Collected data entries
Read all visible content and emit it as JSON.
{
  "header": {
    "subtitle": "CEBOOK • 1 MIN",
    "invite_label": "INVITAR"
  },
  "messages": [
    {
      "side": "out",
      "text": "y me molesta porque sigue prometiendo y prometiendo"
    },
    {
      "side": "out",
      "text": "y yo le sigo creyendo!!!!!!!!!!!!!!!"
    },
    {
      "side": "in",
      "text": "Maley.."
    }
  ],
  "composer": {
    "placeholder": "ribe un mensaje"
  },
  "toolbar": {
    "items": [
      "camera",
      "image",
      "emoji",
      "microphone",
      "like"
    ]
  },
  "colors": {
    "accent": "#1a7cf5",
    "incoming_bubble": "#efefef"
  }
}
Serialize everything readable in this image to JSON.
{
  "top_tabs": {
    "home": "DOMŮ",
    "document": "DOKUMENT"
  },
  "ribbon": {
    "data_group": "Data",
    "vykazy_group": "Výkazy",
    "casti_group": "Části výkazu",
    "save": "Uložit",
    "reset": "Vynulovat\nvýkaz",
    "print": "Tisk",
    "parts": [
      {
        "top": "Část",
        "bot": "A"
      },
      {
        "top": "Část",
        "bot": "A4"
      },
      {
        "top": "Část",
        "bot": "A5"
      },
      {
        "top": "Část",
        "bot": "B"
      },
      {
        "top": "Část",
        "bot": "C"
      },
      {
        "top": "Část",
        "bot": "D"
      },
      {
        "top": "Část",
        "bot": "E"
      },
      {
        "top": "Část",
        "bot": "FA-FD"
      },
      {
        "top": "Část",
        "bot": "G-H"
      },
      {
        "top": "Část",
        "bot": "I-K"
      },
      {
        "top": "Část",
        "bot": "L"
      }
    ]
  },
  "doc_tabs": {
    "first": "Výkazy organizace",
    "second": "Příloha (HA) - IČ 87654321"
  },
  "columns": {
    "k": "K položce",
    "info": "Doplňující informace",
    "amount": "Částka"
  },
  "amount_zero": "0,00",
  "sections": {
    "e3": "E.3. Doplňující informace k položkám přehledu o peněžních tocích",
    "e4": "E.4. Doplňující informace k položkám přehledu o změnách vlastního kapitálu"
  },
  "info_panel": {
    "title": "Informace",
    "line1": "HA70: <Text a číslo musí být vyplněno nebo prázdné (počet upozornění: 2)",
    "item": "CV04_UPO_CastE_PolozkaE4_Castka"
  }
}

§ **Direction**: Retype the material in full, character for character.

§ **Solved problem**:
Read all visible content and emit it as JSON.
{
  "header": {
    "subtitle": "CEBOOK • 1 MIN",
    "invite_label": "INVITAR"
  },
  "messages": [
    {
      "side": "out",
      "text": "y me molesta porque sigue prometiendo y prometiendo"
    },
    {
      "side": "out",
      "text": "y yo le sigo creyendo!!!!!!!!!!!!!!!"
    },
    {
      "side": "in",
      "text": "Maley.."
    }
  ],
  "composer": {
    "placeholder": "ribe un mensaje"
  },
  "toolbar": {
    "items": [
      "camera",
      "image",
      "emoji",
      "microphone",
      "like"
    ]
  },
  "colors": {
    "accent": "#1a7cf5",
    "incoming_bubble": "#efefef"
  }
}
Serialize everything readable in this image to JSON.
{
  "top_tabs": {
    "home": "DOMŮ",
    "document": "DOKUMENT"
  },
  "ribbon": {
    "data_group": "Data",
    "vykazy_group": "Výkazy",
    "casti_group": "Části výkazu",
    "save": "Uložit",
    "reset": "Vynulovat\nvýkaz",
    "print": "Tisk",
    "parts": [
      {
        "top": "Část",
        "bot": "A"
      },
      {
        "top": "Část",
        "bot": "A4"
      },
      {
        "top": "Část",
        "bot": "A5"
      },
      {
        "top": "Část",
        "bot": "B"
      },
      {
        "top": "Část",
        "bot": "C"
      },
      {
        "top": "Část",
        "bot": "D"
      },
      {
        "top": "Část",
        "bot": "E"
      },
      {
        "top": "Část",
        "bot": "FA-FD"
      },
      {
        "top": "Část",
        "bot": "G-H"
      },
      {
        "top": "Část",
        "bot": "I-K"
      },
      {
        "top": "Část",
        "bot": "L"
      }
    ]
  },
  "doc_tabs": {
    "first": "Výkazy organizace",
    "second": "Příloha (HA) - IČ 87654321"
  },
  "columns": {
    "k": "K položce",
    "info": "Doplňující informace",
    "amount": "Částka"
  },
  "amount_zero": "0,00",
  "sections": {
    "e3": "E.3. Doplňující informace k položkám přehledu o peněžních tocích",
    "e4": "E.4. Doplňující informace k položkám přehledu o změnách vlastního kapitálu"
  },
  "info_panel": {
    "title": "Informace",
    "line1": "HA70: <Text a číslo musí být vyplněno nebo prázdné (počet upozornění: 2)",
    "item": "CV04_UPO_CastE_PolozkaE4_Castka"
  }
}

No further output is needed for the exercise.